= Texte fourni =
· · ·

Pourquoi Sarkozy a fait tuer Kadhafi, les preuves s’accumulent
Par Sadek Sahraoui – En s’appuyant sur des centaines de documents et d’indices matériels, Avec les compliments du Guide, un livre d’enquête écrit par Fabrice Arfi et Karl Laske, deux journalistes de Mediapart, revient sur le financement présumé de la campagne présidentielle de Nicolas Sarkozy en 2007 par le colonel libyen Mouammar Kadhafi. Extrêmement documenté, ce livre qui vient de paraitre rend très plausible l’histoire du financement libyen de l’UMP en 2007. L’ouvrage comporte aussi le témoignage de l’ancien chef des services de renseignement extérieurs en Libye, qui raconte que les Libyens ont constaté que ce sont des agents français qui ont tué Kadhafi.

· · ·

(Éléments répertoriés dans un jeu de données)
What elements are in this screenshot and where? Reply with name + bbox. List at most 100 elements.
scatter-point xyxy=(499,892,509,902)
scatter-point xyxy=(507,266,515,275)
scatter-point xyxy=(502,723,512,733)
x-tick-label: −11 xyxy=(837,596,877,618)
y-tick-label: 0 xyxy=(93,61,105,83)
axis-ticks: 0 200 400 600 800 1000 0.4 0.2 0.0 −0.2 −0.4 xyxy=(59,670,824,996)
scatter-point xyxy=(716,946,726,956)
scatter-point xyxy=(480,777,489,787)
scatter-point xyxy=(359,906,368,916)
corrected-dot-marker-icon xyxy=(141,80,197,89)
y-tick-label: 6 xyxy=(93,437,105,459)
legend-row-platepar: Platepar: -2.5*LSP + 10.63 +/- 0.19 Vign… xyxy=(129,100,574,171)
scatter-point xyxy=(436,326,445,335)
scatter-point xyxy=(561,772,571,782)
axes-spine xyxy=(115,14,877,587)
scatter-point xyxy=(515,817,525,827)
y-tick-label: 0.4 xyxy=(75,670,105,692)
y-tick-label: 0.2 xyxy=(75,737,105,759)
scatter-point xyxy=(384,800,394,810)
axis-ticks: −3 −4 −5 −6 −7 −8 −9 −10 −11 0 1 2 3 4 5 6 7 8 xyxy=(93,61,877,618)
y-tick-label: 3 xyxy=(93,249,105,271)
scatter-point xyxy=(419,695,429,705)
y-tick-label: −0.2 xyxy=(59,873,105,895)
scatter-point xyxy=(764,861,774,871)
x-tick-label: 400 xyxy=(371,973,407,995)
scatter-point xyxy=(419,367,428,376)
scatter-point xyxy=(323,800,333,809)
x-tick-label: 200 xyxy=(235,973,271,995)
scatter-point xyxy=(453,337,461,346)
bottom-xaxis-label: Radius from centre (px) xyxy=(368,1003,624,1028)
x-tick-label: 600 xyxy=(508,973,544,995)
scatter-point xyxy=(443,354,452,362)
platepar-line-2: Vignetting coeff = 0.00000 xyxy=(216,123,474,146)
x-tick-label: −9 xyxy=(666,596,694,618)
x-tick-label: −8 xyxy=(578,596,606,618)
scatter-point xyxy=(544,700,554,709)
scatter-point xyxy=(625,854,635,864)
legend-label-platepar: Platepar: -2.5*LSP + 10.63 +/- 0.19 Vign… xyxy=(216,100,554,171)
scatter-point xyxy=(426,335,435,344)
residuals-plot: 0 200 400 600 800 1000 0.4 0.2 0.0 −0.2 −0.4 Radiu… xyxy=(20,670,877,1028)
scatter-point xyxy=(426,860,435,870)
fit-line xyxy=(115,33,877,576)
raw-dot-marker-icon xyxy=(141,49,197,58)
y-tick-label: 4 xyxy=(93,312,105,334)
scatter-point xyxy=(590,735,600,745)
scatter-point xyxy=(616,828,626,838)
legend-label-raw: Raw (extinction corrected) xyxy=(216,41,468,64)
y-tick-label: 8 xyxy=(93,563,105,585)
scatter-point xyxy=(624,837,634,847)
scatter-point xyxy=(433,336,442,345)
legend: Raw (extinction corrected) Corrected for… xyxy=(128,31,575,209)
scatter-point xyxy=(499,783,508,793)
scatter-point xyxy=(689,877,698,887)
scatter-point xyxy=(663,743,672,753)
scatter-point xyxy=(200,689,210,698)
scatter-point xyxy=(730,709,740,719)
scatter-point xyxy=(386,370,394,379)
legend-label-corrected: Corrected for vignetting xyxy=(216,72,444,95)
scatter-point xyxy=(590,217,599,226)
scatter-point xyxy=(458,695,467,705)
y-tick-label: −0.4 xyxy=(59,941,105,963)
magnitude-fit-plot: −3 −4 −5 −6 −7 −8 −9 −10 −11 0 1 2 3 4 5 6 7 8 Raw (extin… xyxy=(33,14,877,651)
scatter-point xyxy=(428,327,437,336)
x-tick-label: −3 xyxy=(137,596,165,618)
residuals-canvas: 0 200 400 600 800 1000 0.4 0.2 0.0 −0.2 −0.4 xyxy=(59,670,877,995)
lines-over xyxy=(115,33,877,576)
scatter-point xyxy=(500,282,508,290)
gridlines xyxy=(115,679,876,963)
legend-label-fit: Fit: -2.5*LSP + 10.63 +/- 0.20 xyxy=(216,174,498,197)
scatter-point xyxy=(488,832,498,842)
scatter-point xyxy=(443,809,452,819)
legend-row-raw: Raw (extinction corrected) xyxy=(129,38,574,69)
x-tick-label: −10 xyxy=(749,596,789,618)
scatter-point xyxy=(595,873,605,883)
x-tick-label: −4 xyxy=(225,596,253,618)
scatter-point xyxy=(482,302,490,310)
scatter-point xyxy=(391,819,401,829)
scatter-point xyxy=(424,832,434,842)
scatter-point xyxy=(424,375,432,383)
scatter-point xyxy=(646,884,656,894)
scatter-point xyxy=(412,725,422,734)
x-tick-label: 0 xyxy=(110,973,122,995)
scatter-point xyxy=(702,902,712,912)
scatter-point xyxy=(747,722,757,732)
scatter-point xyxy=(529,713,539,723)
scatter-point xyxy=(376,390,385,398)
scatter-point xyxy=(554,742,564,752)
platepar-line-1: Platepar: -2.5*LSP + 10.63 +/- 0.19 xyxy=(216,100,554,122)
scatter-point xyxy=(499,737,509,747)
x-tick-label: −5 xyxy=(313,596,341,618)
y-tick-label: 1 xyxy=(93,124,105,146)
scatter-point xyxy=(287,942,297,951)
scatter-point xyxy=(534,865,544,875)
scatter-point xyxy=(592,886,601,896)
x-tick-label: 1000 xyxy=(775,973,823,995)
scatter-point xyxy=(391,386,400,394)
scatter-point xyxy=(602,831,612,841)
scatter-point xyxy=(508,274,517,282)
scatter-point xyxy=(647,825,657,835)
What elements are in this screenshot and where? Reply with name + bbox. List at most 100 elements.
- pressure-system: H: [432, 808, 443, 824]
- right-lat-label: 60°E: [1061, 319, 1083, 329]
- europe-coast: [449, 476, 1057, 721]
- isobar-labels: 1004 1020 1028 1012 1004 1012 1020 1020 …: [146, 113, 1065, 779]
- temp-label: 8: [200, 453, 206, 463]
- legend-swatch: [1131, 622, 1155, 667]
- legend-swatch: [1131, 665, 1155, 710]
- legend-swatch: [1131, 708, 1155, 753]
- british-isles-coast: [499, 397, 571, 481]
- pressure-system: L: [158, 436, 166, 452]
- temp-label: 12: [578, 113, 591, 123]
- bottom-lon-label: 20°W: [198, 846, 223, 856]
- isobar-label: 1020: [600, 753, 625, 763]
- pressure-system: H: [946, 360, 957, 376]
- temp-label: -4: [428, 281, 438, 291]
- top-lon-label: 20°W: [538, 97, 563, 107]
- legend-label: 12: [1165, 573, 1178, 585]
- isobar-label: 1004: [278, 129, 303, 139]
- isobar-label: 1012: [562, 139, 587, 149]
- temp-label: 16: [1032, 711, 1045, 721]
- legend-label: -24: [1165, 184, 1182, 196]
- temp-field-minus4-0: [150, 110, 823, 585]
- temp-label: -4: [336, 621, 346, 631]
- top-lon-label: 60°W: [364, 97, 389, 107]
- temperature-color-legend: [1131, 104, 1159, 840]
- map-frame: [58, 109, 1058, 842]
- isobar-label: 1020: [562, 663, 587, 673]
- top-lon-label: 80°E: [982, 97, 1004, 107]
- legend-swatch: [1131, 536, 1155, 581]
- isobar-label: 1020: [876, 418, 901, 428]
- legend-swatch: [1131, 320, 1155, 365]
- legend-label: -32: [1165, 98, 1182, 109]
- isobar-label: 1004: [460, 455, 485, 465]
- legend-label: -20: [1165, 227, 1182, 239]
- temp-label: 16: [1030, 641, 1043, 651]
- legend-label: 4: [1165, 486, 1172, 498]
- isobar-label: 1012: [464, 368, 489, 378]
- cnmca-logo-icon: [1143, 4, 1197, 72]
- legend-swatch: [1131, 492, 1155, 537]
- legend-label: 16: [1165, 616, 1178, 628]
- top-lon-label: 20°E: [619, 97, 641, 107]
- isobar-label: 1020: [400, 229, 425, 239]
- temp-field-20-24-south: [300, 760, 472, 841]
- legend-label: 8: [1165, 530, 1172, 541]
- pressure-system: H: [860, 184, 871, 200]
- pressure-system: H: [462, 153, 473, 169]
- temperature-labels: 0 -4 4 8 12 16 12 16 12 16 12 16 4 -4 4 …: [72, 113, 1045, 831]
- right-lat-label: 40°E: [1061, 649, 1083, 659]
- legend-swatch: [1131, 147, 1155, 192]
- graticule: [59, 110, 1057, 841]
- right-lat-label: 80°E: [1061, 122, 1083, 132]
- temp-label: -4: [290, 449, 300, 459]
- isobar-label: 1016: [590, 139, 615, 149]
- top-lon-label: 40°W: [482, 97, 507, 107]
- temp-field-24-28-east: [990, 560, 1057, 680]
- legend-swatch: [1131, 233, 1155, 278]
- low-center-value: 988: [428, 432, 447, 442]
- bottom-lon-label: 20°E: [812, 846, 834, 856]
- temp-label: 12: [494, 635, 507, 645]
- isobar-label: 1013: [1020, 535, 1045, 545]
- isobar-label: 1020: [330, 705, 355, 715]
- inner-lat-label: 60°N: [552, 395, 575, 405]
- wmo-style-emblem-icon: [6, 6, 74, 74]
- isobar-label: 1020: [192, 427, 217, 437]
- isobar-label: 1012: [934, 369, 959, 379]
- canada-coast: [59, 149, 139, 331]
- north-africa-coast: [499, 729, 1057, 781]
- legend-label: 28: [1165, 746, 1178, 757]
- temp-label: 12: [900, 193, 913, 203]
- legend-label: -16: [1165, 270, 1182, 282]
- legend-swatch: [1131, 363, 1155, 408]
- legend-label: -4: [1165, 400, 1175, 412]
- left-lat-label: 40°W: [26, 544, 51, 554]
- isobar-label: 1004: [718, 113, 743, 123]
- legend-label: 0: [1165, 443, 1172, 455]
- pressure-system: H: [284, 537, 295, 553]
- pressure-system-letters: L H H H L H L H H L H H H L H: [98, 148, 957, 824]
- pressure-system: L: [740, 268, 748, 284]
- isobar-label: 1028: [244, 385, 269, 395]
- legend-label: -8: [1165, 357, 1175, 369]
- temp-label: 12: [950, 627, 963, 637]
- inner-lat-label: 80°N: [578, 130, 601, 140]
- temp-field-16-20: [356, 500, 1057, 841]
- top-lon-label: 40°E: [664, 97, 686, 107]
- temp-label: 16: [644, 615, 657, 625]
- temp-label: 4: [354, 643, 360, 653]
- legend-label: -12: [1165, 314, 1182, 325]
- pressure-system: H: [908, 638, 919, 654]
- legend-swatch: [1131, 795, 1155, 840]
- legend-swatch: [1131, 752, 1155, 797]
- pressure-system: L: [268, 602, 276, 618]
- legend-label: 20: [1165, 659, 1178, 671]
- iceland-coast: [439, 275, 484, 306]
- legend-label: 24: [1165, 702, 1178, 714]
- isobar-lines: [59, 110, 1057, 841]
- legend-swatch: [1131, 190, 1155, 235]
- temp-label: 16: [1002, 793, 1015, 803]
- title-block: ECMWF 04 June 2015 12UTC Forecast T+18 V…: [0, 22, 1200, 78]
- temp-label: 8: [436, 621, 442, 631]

· · ·

= Consignes =
a) Relevez tous les noms de personnes cités dans l'article sur Sarkozy et Kadhafi.
b) Renommez « scatter-point » en « data-point » dans les enregistrements, du début jusqu'à la ligne contenant « scatter-point xyxy=(716,946,726,956) » incluse, puis reproduisez uniquement ces lignes.

= Réponses attendues =
a) Sadek Sahraoui, Fabrice Arfi, Karl Laske, Nicolas Sarkozy, Mouammar Kadhafi

b)
What elements are in this screenshot and where? Reply with name + bbox. List at most 100 elements.
data-point xyxy=(499,892,509,902)
data-point xyxy=(507,266,515,275)
data-point xyxy=(502,723,512,733)
x-tick-label: −11 xyxy=(837,596,877,618)
y-tick-label: 0 xyxy=(93,61,105,83)
axis-ticks: 0 200 400 600 800 1000 0.4 0.2 0.0 −0.2 −0.4 xyxy=(59,670,824,996)
data-point xyxy=(716,946,726,956)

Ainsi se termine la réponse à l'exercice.